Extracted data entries
============================================================
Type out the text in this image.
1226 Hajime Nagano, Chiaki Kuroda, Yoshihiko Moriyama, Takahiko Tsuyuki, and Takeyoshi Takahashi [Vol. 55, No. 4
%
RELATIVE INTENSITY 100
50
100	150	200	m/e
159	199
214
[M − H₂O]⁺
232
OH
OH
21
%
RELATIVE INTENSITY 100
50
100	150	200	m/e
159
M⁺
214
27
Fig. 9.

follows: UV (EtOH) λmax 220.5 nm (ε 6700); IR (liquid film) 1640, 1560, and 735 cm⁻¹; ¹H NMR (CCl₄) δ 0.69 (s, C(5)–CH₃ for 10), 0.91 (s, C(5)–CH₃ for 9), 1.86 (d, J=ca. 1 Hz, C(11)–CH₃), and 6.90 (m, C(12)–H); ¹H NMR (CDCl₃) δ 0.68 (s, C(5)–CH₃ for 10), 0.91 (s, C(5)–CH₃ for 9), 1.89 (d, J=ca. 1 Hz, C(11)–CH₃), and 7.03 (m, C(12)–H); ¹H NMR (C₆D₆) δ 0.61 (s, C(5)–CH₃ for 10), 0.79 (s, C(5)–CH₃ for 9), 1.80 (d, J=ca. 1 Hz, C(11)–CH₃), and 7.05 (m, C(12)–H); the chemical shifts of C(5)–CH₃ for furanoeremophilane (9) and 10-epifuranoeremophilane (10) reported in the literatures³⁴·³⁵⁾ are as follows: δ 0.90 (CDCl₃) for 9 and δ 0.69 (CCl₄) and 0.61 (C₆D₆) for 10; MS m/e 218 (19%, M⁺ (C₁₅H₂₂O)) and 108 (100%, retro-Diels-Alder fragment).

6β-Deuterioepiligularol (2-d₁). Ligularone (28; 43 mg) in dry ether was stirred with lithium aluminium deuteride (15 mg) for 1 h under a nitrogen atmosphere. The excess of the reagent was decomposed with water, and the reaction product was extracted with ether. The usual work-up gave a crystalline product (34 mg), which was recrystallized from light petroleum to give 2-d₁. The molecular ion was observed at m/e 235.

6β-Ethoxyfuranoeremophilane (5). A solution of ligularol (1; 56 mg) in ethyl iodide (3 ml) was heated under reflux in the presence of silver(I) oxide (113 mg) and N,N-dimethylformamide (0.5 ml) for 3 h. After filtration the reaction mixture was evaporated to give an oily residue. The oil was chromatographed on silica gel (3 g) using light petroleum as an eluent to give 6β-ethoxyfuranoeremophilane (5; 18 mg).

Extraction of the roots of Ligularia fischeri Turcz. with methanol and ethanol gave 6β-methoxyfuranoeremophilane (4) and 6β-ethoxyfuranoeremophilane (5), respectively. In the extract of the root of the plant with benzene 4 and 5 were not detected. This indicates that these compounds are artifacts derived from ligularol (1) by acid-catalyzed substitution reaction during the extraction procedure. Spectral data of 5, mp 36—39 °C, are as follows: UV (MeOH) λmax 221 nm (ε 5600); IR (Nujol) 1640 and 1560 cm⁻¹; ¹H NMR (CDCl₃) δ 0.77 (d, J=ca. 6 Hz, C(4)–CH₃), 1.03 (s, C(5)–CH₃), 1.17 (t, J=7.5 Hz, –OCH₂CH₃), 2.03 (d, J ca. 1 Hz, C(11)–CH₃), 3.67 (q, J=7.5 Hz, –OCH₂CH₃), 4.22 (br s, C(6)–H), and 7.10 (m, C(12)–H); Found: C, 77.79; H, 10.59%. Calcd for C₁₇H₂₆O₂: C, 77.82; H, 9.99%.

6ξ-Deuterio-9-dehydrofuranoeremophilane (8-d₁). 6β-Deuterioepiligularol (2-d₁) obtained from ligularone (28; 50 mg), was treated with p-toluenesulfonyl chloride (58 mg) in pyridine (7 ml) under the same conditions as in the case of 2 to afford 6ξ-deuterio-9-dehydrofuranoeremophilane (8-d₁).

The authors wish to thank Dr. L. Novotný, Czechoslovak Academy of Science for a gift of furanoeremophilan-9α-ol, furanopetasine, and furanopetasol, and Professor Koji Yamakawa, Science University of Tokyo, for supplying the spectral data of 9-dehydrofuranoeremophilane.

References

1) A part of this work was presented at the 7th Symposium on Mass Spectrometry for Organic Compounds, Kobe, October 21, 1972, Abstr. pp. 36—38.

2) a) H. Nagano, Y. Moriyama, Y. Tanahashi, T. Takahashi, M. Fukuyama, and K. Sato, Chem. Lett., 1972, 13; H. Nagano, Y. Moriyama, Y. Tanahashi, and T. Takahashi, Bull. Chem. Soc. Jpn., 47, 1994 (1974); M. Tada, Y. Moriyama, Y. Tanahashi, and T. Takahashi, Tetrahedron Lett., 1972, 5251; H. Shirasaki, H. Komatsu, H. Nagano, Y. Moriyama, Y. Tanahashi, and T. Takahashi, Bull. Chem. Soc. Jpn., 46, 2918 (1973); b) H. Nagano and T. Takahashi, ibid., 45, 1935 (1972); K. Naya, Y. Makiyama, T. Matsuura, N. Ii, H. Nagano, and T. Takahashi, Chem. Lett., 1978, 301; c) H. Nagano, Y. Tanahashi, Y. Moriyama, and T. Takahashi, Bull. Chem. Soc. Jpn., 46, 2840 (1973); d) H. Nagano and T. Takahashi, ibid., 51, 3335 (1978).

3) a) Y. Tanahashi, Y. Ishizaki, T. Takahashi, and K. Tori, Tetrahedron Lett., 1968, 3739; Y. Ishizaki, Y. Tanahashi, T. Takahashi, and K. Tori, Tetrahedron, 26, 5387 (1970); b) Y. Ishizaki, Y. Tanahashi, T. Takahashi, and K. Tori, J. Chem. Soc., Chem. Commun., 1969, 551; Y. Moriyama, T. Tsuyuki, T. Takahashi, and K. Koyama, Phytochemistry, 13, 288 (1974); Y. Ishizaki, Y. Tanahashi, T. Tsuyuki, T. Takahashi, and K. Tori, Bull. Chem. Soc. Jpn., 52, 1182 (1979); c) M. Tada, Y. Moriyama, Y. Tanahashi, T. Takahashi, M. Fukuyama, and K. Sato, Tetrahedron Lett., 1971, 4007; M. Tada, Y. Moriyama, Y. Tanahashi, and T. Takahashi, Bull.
============================================================
-- SHORT TASK --
Locate the lines above that contain "Deuterioepiligularol" and copy them.

-- RESPONSE TO THE EXERCISE --
6β-Deuterioepiligularol (2-d₁). Ligularone (28; 43 mg) in dry ether was stirred with lithium aluminium deuteride (15 mg) for 1 h under a nitrogen atmosphere. The excess of the reagent was decomposed with water, and the reaction product was extracted with ether. The usual work-up gave a crystalline product (34 mg), which was recrystallized from light petroleum to give 2-d₁. The molecular ion was observed at m/e 235.
6ξ-Deuterio-9-dehydrofuranoeremophilane (8-d₁). 6β-Deuterioepiligularol (2-d₁) obtained from ligularone (28; 50 mg), was treated with p-toluenesulfonyl chloride (58 mg) in pyridine (7 ml) under the same conditions as in the case of 2 to afford 6ξ-deuterio-9-dehydrofuranoeremophilane (8-d₁).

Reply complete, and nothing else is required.